— Start Stored records —
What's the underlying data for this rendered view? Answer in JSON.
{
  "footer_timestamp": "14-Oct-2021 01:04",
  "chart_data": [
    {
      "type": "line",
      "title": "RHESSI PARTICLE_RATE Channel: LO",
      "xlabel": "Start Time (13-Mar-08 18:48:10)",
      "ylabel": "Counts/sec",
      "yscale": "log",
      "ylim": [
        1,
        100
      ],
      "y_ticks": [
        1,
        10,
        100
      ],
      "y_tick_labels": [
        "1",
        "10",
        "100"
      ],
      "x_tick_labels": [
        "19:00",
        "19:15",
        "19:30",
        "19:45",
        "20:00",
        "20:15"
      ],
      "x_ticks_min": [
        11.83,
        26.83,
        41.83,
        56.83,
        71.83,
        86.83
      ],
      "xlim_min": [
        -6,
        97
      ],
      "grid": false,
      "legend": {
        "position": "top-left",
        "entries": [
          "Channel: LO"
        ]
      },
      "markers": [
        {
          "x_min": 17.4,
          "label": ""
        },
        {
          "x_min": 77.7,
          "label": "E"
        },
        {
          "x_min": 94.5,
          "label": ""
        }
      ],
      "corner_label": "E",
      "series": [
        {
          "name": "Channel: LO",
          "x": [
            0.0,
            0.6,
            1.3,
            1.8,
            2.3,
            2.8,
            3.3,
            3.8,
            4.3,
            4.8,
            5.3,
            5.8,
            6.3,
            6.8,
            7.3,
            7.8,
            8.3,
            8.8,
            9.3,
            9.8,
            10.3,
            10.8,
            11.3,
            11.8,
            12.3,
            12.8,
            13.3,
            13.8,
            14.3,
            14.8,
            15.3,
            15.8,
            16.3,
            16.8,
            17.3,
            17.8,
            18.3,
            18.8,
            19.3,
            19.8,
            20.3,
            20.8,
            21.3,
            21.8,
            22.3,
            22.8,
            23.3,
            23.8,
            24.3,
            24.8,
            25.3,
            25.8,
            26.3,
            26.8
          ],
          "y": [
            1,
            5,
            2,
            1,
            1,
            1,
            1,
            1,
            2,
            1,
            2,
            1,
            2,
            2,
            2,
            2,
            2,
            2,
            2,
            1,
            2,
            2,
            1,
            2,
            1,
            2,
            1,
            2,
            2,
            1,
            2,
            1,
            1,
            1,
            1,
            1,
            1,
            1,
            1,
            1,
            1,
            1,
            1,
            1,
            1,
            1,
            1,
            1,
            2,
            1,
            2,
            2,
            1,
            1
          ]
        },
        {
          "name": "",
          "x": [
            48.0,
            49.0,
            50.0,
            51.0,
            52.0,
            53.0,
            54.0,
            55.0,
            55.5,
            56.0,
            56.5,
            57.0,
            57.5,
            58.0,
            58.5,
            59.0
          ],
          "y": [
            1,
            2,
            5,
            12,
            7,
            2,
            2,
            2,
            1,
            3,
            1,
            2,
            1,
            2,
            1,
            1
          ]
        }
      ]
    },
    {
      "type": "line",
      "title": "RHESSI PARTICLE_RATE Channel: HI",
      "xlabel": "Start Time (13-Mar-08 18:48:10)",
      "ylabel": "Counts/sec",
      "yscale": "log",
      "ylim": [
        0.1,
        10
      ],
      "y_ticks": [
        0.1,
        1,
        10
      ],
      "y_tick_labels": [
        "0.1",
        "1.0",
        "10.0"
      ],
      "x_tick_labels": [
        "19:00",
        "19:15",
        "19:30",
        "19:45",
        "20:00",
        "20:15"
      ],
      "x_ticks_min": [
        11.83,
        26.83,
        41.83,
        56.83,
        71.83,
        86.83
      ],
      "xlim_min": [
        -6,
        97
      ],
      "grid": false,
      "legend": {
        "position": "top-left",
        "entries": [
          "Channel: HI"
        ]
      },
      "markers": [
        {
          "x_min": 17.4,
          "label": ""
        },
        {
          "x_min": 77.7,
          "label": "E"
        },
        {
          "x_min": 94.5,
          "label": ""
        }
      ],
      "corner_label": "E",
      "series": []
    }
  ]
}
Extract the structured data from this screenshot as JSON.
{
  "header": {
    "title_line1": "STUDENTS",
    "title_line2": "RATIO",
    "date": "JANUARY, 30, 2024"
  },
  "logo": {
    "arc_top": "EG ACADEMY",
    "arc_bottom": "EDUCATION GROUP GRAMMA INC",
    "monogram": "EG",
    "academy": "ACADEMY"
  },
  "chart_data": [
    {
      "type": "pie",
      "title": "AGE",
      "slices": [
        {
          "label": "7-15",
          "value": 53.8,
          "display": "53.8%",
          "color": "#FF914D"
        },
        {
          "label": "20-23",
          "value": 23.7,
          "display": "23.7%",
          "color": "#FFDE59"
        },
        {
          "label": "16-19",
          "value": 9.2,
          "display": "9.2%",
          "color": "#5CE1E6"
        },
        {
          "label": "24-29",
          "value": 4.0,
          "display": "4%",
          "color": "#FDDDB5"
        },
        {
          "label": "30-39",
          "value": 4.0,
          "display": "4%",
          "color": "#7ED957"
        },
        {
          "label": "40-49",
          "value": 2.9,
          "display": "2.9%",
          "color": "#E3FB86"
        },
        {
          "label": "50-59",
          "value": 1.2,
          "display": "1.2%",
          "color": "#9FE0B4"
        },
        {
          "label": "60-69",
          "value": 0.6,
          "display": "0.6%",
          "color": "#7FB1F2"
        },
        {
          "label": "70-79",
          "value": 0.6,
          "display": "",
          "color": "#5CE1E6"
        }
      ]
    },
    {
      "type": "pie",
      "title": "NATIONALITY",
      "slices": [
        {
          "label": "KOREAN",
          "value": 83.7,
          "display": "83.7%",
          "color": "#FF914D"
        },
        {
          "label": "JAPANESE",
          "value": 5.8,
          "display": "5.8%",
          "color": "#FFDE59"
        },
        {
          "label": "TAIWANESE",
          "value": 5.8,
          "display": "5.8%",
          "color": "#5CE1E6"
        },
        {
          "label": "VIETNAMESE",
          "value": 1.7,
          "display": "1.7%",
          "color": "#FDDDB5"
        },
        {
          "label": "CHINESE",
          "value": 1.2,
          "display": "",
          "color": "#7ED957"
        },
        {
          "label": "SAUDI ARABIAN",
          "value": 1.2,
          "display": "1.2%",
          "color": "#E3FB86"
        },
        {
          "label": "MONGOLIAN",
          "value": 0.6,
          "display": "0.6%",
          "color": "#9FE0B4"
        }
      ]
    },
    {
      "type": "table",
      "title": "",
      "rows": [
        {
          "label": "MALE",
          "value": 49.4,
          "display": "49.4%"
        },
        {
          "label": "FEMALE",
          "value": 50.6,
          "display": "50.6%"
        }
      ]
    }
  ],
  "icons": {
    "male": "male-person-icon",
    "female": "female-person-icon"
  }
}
— End Stored records —
Required work:
Pick out all lines containing the string "Channel".

Answer to the task:
      "title": "RHESSI PARTICLE_RATE Channel: LO",
          "Channel: LO"
          "name": "Channel: LO",
      "title": "RHESSI PARTICLE_RATE Channel: HI",
          "Channel: HI"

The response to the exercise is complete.